(Extracted records)
>>>>

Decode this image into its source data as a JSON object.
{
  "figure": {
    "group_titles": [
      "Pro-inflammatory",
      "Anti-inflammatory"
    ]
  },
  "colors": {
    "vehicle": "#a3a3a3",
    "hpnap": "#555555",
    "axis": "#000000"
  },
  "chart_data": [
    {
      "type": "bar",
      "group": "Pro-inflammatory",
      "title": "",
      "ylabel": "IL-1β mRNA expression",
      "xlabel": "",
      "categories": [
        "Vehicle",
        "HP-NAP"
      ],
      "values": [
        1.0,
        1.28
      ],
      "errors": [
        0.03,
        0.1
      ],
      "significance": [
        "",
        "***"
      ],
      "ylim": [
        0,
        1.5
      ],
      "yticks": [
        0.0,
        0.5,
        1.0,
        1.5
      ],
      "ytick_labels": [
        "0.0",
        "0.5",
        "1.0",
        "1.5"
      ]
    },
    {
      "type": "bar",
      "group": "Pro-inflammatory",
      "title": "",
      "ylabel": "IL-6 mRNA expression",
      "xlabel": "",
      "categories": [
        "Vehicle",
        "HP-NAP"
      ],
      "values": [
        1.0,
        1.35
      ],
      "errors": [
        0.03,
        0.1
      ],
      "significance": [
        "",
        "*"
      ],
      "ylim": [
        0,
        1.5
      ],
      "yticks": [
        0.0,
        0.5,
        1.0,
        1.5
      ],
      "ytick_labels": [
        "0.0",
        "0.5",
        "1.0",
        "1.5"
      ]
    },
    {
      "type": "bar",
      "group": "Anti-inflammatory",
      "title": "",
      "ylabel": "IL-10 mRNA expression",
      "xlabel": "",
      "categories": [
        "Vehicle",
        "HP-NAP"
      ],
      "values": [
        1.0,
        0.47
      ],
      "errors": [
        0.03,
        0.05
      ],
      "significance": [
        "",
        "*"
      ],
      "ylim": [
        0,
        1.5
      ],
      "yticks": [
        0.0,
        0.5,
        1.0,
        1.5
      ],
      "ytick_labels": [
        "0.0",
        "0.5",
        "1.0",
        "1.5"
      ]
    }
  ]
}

<<<<

* YOUR OBJECTIVE
Each of the records above is to be copied exactly.

* SOLUTION FOR THIS EXERCISE
Decode this image into its source data as a JSON object.
{
  "figure": {
    "group_titles": [
      "Pro-inflammatory",
      "Anti-inflammatory"
    ]
  },
  "colors": {
    "vehicle": "#a3a3a3",
    "hpnap": "#555555",
    "axis": "#000000"
  },
  "chart_data": [
    {
      "type": "bar",
      "group": "Pro-inflammatory",
      "title": "",
      "ylabel": "IL-1β mRNA expression",
      "xlabel": "",
      "categories": [
        "Vehicle",
        "HP-NAP"
      ],
      "values": [
        1.0,
        1.28
      ],
      "errors": [
        0.03,
        0.1
      ],
      "significance": [
        "",
        "***"
      ],
      "ylim": [
        0,
        1.5
      ],
      "yticks": [
        0.0,
        0.5,
        1.0,
        1.5
      ],
      "ytick_labels": [
        "0.0",
        "0.5",
        "1.0",
        "1.5"
      ]
    },
    {
      "type": "bar",
      "group": "Pro-inflammatory",
      "title": "",
      "ylabel": "IL-6 mRNA expression",
      "xlabel": "",
      "categories": [
        "Vehicle",
        "HP-NAP"
      ],
      "values": [
        1.0,
        1.35
      ],
      "errors": [
        0.03,
        0.1
      ],
      "significance": [
        "",
        "*"
      ],
      "ylim": [
        0,
        1.5
      ],
      "yticks": [
        0.0,
        0.5,
        1.0,
        1.5
      ],
      "ytick_labels": [
        "0.0",
        "0.5",
        "1.0",
        "1.5"
      ]
    },
    {
      "type": "bar",
      "group": "Anti-inflammatory",
      "title": "",
      "ylabel": "IL-10 mRNA expression",
      "xlabel": "",
      "categories": [
        "Vehicle",
        "HP-NAP"
      ],
      "values": [
        1.0,
        0.47
      ],
      "errors": [
        0.03,
        0.05
      ],
      "significance": [
        "",
        "*"
      ],
      "ylim": [
        0,
        1.5
      ],
      "yticks": [
        0.0,
        0.5,
        1.0,
        1.5
      ],
      "ytick_labels": [
        "0.0",
        "0.5",
        "1.0",
        "1.5"
      ]
    }
  ]
}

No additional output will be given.